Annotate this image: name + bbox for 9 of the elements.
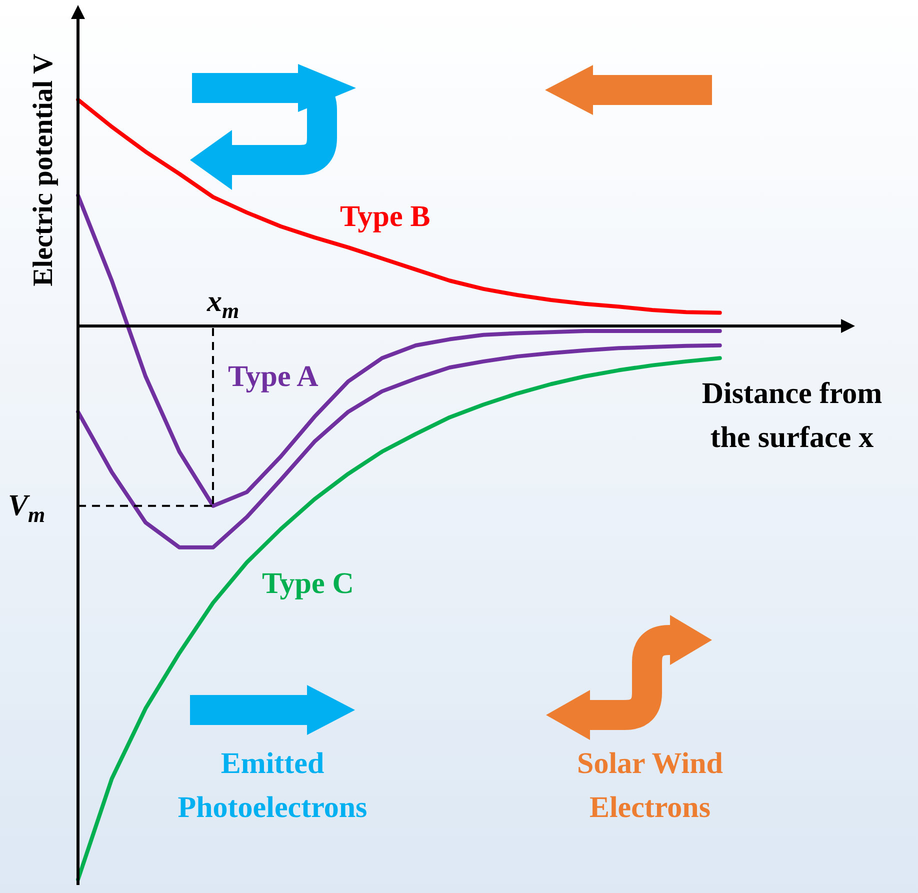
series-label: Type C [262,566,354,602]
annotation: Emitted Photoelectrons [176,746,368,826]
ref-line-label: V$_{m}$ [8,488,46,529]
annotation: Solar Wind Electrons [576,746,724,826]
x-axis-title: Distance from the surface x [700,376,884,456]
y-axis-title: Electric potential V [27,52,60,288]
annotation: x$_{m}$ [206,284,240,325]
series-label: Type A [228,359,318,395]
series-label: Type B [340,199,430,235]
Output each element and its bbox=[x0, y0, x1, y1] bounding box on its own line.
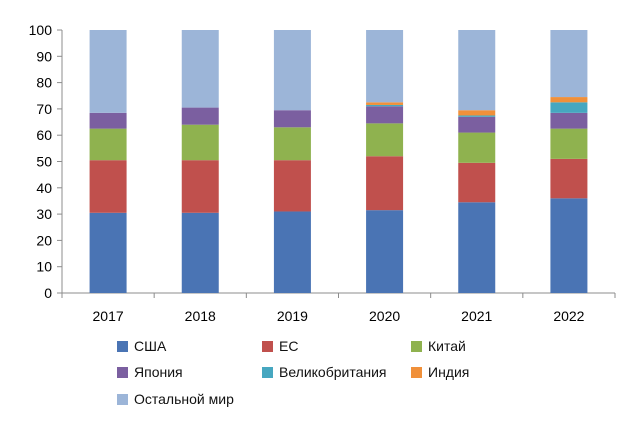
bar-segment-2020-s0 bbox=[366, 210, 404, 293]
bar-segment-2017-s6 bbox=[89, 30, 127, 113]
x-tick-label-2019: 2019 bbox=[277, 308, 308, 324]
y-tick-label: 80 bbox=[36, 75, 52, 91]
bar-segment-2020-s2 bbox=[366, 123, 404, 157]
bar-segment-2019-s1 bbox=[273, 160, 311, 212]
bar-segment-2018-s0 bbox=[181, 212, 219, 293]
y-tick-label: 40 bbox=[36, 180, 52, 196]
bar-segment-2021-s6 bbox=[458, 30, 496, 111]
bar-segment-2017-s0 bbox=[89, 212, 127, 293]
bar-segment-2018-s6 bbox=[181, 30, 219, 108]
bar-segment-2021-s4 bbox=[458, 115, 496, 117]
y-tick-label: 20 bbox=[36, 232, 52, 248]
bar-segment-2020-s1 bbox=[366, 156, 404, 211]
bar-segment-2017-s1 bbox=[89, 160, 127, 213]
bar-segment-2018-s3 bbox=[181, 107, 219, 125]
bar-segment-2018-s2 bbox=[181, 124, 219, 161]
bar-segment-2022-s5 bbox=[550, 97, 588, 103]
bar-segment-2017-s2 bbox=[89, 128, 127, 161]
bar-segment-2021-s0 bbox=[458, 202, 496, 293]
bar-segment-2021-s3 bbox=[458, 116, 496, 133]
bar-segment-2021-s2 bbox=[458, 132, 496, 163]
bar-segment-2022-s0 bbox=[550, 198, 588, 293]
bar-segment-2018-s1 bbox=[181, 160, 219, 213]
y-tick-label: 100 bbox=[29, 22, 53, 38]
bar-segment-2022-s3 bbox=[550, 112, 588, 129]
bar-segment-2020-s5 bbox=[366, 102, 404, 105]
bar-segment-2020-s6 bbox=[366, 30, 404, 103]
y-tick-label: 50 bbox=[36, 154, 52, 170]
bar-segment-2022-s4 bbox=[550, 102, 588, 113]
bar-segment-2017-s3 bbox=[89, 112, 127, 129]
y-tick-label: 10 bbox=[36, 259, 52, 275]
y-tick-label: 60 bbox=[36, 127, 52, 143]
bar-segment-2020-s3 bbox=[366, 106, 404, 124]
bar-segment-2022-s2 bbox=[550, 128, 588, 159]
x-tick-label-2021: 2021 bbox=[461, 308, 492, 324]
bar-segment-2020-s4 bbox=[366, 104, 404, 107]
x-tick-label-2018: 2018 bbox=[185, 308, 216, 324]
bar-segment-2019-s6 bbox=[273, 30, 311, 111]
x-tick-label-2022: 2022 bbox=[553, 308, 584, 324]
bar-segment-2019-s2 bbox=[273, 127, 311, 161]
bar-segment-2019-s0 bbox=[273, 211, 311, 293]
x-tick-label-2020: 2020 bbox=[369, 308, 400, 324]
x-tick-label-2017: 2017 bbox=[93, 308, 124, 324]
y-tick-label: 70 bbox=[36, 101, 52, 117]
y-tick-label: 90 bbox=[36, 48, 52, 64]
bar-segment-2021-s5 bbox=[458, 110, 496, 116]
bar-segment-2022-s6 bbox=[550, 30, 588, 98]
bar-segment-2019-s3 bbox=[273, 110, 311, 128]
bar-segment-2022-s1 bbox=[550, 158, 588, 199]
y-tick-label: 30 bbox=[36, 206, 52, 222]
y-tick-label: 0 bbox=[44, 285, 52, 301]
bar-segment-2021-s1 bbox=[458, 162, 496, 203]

* * *

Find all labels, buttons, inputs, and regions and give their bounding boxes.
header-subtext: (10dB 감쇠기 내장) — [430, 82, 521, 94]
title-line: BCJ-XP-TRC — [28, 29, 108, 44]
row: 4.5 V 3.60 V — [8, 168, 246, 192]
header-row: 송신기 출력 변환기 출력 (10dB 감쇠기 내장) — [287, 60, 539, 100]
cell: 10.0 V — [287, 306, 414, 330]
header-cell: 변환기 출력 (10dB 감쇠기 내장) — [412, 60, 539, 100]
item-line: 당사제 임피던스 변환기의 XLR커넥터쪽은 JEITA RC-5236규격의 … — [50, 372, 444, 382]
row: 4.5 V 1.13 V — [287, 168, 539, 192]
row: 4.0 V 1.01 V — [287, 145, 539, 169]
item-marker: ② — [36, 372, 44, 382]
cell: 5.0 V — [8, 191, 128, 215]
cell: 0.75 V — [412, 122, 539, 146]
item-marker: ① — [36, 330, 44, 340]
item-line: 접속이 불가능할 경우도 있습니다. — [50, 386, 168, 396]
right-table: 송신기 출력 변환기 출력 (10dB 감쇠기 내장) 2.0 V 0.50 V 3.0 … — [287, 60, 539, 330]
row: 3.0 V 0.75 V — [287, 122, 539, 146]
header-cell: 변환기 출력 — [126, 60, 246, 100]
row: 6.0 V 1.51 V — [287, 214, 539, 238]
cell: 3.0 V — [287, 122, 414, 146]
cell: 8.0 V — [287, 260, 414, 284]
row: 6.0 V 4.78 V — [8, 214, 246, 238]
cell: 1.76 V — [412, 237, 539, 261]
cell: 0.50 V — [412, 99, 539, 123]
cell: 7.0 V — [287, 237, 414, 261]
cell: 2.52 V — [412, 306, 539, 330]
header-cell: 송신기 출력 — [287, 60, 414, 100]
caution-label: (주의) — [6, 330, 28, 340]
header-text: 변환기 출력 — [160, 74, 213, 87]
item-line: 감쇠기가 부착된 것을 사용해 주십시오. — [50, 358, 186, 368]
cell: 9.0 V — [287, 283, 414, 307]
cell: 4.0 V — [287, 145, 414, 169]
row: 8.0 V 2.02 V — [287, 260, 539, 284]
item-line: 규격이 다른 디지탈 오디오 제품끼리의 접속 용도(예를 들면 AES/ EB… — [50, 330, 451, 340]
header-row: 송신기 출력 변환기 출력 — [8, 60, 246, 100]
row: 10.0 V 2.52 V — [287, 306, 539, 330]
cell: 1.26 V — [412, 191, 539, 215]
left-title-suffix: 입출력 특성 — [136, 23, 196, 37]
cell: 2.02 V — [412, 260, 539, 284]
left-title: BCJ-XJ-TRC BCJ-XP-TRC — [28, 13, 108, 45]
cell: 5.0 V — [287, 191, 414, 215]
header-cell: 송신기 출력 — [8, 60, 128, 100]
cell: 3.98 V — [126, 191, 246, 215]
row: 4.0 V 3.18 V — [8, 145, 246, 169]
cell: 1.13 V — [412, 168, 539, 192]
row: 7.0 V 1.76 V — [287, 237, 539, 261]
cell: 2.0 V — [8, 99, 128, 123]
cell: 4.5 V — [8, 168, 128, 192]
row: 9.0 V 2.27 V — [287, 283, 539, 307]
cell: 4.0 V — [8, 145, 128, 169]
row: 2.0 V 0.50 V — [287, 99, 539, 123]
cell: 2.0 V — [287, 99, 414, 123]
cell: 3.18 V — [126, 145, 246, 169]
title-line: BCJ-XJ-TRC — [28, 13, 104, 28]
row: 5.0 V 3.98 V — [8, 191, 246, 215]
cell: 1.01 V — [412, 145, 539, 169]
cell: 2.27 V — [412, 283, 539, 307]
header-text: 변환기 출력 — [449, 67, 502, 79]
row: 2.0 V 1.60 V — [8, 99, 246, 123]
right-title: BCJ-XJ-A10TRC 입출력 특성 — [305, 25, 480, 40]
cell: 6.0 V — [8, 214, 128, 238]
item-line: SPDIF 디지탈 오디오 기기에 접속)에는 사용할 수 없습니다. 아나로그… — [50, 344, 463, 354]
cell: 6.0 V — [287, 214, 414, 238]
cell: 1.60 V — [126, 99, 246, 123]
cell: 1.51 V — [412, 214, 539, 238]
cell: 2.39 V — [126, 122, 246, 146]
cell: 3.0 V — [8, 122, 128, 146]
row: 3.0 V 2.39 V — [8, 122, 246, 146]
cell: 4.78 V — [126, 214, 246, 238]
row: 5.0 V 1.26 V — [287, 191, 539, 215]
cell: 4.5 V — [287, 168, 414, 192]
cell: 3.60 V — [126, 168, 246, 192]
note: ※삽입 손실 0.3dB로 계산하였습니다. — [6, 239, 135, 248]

What needs to be done — Please pick out every line in the entries that contains the word "left" and copy each one in full.

The output —
left-title-suffix: 입출력 특성 — [136, 23, 196, 37]
left-title: BCJ-XJ-TRC BCJ-XP-TRC — [28, 13, 108, 45]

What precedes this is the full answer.